** BEGIN RECORD SET **

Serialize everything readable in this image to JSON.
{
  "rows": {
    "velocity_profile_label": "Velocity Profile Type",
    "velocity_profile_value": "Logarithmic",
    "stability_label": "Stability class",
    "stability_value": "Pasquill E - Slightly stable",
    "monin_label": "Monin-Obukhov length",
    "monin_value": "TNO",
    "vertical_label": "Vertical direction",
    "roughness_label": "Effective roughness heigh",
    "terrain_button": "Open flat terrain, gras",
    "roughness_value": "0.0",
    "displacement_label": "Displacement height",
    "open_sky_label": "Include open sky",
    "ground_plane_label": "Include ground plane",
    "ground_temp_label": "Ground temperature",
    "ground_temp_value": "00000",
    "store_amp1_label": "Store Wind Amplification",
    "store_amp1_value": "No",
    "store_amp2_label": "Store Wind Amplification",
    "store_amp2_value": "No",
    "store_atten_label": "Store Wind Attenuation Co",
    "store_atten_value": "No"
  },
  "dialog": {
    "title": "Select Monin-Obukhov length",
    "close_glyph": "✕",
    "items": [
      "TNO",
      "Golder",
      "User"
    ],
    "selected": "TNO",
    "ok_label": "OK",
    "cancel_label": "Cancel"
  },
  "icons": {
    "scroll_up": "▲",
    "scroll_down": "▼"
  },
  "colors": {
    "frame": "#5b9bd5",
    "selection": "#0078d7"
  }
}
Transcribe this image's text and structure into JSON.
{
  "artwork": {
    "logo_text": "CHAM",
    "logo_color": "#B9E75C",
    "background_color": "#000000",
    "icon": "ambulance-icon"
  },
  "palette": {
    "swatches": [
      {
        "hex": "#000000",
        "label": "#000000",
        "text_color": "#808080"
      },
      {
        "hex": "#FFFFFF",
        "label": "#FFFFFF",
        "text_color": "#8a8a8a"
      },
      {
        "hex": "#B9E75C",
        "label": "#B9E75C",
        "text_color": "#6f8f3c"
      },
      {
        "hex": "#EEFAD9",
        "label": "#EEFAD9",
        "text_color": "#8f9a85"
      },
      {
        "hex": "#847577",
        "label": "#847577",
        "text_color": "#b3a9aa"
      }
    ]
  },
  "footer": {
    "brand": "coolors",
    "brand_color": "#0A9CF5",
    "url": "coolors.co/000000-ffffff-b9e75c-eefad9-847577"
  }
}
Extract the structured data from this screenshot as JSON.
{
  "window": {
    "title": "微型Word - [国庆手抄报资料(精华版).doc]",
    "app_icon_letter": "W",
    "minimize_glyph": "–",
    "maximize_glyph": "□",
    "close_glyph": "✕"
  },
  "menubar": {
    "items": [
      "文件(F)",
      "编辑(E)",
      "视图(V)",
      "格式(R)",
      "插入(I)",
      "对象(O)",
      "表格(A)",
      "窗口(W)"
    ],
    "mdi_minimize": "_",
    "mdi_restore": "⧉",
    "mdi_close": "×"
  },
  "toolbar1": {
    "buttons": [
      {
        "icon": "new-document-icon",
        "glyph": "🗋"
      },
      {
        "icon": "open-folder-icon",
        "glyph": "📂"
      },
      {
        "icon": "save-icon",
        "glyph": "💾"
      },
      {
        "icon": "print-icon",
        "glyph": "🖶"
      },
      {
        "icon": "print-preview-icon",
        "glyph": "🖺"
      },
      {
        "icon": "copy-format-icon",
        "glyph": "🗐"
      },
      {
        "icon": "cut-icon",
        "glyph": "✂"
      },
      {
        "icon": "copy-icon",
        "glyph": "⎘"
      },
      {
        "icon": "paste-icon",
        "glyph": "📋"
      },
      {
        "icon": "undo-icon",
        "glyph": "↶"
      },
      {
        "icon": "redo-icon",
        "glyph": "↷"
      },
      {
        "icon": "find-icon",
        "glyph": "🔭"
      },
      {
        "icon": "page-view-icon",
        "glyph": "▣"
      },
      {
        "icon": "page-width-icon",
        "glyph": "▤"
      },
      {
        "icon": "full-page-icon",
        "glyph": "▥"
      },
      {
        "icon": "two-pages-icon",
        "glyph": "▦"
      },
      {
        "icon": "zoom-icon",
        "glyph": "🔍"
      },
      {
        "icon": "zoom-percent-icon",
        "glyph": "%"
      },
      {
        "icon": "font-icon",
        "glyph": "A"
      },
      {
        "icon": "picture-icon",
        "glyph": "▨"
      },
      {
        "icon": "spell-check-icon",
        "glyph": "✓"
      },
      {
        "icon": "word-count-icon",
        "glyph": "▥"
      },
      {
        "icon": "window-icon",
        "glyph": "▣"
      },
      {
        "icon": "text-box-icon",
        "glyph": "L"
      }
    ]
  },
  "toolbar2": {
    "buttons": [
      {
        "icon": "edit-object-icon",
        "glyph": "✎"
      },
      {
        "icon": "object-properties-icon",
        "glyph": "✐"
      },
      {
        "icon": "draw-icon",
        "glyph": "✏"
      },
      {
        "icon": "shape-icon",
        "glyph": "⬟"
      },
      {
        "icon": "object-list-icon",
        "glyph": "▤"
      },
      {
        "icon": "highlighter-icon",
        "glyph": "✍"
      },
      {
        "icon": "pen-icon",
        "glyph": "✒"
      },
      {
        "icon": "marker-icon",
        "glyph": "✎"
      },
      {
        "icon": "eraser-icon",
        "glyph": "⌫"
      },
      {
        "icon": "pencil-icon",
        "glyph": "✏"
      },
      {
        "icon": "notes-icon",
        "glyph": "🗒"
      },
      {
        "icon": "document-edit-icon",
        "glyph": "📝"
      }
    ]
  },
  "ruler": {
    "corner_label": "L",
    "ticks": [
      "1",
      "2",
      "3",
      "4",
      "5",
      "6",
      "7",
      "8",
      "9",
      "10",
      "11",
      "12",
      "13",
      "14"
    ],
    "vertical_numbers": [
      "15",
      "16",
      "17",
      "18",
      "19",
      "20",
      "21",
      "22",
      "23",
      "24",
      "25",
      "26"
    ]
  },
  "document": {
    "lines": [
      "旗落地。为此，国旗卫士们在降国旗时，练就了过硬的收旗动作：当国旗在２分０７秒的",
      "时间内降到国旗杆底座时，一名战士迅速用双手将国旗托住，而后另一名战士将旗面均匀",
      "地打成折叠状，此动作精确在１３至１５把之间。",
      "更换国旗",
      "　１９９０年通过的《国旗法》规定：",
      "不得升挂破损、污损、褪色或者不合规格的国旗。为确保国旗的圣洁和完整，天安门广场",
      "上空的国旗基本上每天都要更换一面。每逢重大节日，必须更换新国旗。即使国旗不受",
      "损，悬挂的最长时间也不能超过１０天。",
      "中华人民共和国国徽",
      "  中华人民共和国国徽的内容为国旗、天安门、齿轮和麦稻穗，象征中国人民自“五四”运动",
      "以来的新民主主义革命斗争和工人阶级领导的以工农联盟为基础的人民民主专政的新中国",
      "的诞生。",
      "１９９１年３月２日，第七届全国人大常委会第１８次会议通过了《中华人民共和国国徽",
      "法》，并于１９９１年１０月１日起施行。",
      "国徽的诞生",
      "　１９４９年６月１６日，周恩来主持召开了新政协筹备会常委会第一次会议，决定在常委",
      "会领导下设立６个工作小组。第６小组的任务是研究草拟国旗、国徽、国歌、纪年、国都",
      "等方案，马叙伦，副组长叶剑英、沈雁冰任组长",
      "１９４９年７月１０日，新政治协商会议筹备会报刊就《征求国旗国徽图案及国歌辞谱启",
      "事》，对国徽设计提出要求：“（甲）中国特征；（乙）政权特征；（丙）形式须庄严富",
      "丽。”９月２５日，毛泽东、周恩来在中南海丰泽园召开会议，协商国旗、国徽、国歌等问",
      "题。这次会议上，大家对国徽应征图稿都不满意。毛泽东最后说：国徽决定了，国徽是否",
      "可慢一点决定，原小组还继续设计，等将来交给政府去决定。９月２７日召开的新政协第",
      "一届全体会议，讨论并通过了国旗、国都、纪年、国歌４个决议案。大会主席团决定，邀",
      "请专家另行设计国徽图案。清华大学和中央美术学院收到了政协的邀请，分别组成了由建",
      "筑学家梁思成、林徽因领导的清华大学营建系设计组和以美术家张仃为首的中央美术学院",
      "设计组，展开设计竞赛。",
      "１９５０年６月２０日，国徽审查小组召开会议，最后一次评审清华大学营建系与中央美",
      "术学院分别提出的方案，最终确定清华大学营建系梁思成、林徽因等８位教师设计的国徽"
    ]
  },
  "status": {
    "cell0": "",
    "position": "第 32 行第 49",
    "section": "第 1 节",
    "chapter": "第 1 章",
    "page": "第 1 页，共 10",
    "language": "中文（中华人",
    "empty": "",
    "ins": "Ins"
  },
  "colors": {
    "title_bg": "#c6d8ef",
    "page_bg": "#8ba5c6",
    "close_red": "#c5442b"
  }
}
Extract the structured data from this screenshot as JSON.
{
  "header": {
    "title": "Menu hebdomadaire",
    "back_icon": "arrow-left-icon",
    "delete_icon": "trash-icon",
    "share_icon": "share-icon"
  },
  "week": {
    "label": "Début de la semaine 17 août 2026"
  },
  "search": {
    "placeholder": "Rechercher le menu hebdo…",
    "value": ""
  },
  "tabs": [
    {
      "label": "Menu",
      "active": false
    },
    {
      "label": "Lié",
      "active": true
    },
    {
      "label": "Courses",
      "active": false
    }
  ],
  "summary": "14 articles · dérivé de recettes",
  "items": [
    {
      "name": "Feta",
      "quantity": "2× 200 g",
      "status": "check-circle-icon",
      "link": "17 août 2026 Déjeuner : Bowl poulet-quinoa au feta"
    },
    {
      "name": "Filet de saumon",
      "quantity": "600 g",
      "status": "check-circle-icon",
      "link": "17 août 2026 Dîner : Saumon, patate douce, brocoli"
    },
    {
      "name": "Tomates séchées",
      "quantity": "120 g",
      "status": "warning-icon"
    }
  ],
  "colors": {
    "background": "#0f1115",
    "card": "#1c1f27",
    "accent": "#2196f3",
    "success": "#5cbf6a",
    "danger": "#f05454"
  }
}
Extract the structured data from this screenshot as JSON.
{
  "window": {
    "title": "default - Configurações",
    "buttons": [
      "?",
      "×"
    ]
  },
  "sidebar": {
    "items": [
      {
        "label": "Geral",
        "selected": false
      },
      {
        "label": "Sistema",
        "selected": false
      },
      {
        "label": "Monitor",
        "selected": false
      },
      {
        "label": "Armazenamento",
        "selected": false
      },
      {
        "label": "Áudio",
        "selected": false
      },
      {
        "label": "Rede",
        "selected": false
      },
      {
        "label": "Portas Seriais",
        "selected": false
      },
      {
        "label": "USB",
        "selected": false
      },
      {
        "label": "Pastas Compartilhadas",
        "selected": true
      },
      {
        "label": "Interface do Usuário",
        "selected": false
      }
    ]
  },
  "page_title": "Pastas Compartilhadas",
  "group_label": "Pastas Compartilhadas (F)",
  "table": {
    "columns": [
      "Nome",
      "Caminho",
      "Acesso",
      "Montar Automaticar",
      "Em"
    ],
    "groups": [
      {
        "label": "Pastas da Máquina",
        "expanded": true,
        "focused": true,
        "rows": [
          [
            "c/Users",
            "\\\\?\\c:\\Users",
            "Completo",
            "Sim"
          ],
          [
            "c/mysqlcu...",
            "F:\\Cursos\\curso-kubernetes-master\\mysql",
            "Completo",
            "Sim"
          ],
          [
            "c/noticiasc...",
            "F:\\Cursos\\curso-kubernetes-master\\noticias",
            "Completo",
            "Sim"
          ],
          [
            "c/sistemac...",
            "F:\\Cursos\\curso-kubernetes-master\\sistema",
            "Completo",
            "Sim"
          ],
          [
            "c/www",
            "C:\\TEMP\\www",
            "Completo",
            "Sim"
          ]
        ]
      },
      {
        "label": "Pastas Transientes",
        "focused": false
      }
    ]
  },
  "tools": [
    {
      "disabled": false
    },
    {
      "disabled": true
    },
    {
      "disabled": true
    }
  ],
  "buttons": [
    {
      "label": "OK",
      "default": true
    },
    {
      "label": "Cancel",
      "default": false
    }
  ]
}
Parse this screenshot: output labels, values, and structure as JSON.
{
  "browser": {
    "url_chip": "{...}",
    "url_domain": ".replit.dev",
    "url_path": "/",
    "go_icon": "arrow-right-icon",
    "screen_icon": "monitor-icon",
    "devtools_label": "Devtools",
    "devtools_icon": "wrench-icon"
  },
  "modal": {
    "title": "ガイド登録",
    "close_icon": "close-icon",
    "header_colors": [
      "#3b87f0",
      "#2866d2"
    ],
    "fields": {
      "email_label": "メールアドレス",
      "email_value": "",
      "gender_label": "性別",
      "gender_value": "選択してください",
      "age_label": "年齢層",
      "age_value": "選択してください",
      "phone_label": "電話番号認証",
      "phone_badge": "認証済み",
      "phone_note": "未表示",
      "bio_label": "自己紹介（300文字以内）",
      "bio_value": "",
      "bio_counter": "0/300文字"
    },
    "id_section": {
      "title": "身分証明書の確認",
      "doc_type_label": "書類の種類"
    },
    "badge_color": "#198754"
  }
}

** END RECORD SET **

JOB:
Select every line where the word "選択してください" occurs.

PROBLEM SOLUTION:
      "gender_value": "選択してください",
      "age_value": "選択してください",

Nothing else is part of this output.